> **PROBLEM TO SOLVE**:
Each entry below is to be duplicated verbatim.

——————

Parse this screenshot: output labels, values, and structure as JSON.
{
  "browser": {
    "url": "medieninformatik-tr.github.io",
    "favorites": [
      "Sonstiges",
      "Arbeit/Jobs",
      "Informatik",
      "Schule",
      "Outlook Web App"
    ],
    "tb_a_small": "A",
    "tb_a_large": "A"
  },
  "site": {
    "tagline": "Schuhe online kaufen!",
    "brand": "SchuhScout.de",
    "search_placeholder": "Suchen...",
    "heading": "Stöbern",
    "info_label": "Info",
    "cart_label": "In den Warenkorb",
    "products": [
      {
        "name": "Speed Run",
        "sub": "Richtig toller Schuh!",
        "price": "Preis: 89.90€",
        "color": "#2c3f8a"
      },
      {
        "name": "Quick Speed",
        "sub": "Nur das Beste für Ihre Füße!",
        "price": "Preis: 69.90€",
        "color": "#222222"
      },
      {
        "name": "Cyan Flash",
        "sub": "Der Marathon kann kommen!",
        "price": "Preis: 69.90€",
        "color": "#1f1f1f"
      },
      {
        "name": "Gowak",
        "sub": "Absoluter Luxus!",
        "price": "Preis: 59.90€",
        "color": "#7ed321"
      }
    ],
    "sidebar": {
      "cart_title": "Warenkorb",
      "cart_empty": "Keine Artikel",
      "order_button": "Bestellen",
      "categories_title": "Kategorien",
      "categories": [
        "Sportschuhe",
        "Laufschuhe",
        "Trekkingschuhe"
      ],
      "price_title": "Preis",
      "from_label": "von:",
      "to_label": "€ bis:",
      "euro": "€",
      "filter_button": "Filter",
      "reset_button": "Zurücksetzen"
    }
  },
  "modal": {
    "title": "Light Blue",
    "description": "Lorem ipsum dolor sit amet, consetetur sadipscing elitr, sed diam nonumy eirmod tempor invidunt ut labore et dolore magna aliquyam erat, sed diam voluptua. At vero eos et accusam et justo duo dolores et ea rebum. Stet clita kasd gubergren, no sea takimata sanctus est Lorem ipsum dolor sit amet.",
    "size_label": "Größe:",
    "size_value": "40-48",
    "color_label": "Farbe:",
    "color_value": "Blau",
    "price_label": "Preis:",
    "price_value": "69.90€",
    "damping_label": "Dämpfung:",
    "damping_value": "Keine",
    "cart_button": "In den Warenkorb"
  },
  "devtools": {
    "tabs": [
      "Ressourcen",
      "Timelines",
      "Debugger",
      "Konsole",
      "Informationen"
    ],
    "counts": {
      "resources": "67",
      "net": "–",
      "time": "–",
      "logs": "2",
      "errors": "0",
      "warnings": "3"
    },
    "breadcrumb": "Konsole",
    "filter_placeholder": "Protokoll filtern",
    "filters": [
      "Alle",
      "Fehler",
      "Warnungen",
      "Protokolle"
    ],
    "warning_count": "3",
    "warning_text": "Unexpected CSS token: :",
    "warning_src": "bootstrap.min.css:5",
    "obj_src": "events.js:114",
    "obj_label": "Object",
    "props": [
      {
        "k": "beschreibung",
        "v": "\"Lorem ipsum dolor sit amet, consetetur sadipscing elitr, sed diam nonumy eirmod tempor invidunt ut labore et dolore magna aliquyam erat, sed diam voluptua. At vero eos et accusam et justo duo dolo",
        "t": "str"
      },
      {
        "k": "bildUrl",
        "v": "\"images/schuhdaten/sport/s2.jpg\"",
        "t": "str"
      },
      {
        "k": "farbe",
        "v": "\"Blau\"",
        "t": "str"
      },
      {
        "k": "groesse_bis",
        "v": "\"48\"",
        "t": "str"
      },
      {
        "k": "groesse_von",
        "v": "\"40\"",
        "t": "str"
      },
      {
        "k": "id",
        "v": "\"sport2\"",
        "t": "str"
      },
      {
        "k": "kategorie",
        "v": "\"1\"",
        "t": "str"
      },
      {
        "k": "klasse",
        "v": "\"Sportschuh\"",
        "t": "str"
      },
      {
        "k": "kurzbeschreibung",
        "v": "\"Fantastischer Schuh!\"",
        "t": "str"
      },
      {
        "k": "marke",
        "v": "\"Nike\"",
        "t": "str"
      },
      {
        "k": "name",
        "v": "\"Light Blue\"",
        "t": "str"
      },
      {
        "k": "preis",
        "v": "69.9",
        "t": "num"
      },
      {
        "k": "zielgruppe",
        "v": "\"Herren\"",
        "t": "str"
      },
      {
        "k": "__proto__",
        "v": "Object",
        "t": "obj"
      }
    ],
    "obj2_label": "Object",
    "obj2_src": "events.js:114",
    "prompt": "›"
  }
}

——————

> **SOLUTION**:
Parse this screenshot: output labels, values, and structure as JSON.
{
  "browser": {
    "url": "medieninformatik-tr.github.io",
    "favorites": [
      "Sonstiges",
      "Arbeit/Jobs",
      "Informatik",
      "Schule",
      "Outlook Web App"
    ],
    "tb_a_small": "A",
    "tb_a_large": "A"
  },
  "site": {
    "tagline": "Schuhe online kaufen!",
    "brand": "SchuhScout.de",
    "search_placeholder": "Suchen...",
    "heading": "Stöbern",
    "info_label": "Info",
    "cart_label": "In den Warenkorb",
    "products": [
      {
        "name": "Speed Run",
        "sub": "Richtig toller Schuh!",
        "price": "Preis: 89.90€",
        "color": "#2c3f8a"
      },
      {
        "name": "Quick Speed",
        "sub": "Nur das Beste für Ihre Füße!",
        "price": "Preis: 69.90€",
        "color": "#222222"
      },
      {
        "name": "Cyan Flash",
        "sub": "Der Marathon kann kommen!",
        "price": "Preis: 69.90€",
        "color": "#1f1f1f"
      },
      {
        "name": "Gowak",
        "sub": "Absoluter Luxus!",
        "price": "Preis: 59.90€",
        "color": "#7ed321"
      }
    ],
    "sidebar": {
      "cart_title": "Warenkorb",
      "cart_empty": "Keine Artikel",
      "order_button": "Bestellen",
      "categories_title": "Kategorien",
      "categories": [
        "Sportschuhe",
        "Laufschuhe",
        "Trekkingschuhe"
      ],
      "price_title": "Preis",
      "from_label": "von:",
      "to_label": "€ bis:",
      "euro": "€",
      "filter_button": "Filter",
      "reset_button": "Zurücksetzen"
    }
  },
  "modal": {
    "title": "Light Blue",
    "description": "Lorem ipsum dolor sit amet, consetetur sadipscing elitr, sed diam nonumy eirmod tempor invidunt ut labore et dolore magna aliquyam erat, sed diam voluptua. At vero eos et accusam et justo duo dolores et ea rebum. Stet clita kasd gubergren, no sea takimata sanctus est Lorem ipsum dolor sit amet.",
    "size_label": "Größe:",
    "size_value": "40-48",
    "color_label": "Farbe:",
    "color_value": "Blau",
    "price_label": "Preis:",
    "price_value": "69.90€",
    "damping_label": "Dämpfung:",
    "damping_value": "Keine",
    "cart_button": "In den Warenkorb"
  },
  "devtools": {
    "tabs": [
      "Ressourcen",
      "Timelines",
      "Debugger",
      "Konsole",
      "Informationen"
    ],
    "counts": {
      "resources": "67",
      "net": "–",
      "time": "–",
      "logs": "2",
      "errors": "0",
      "warnings": "3"
    },
    "breadcrumb": "Konsole",
    "filter_placeholder": "Protokoll filtern",
    "filters": [
      "Alle",
      "Fehler",
      "Warnungen",
      "Protokolle"
    ],
    "warning_count": "3",
    "warning_text": "Unexpected CSS token: :",
    "warning_src": "bootstrap.min.css:5",
    "obj_src": "events.js:114",
    "obj_label": "Object",
    "props": [
      {
        "k": "beschreibung",
        "v": "\"Lorem ipsum dolor sit amet, consetetur sadipscing elitr, sed diam nonumy eirmod tempor invidunt ut labore et dolore magna aliquyam erat, sed diam voluptua. At vero eos et accusam et justo duo dolo",
        "t": "str"
      },
      {
        "k": "bildUrl",
        "v": "\"images/schuhdaten/sport/s2.jpg\"",
        "t": "str"
      },
      {
        "k": "farbe",
        "v": "\"Blau\"",
        "t": "str"
      },
      {
        "k": "groesse_bis",
        "v": "\"48\"",
        "t": "str"
      },
      {
        "k": "groesse_von",
        "v": "\"40\"",
        "t": "str"
      },
      {
        "k": "id",
        "v": "\"sport2\"",
        "t": "str"
      },
      {
        "k": "kategorie",
        "v": "\"1\"",
        "t": "str"
      },
      {
        "k": "klasse",
        "v": "\"Sportschuh\"",
        "t": "str"
      },
      {
        "k": "kurzbeschreibung",
        "v": "\"Fantastischer Schuh!\"",
        "t": "str"
      },
      {
        "k": "marke",
        "v": "\"Nike\"",
        "t": "str"
      },
      {
        "k": "name",
        "v": "\"Light Blue\"",
        "t": "str"
      },
      {
        "k": "preis",
        "v": "69.9",
        "t": "num"
      },
      {
        "k": "zielgruppe",
        "v": "\"Herren\"",
        "t": "str"
      },
      {
        "k": "__proto__",
        "v": "Object",
        "t": "obj"
      }
    ],
    "obj2_label": "Object",
    "obj2_src": "events.js:114",
    "prompt": "›"
  }
}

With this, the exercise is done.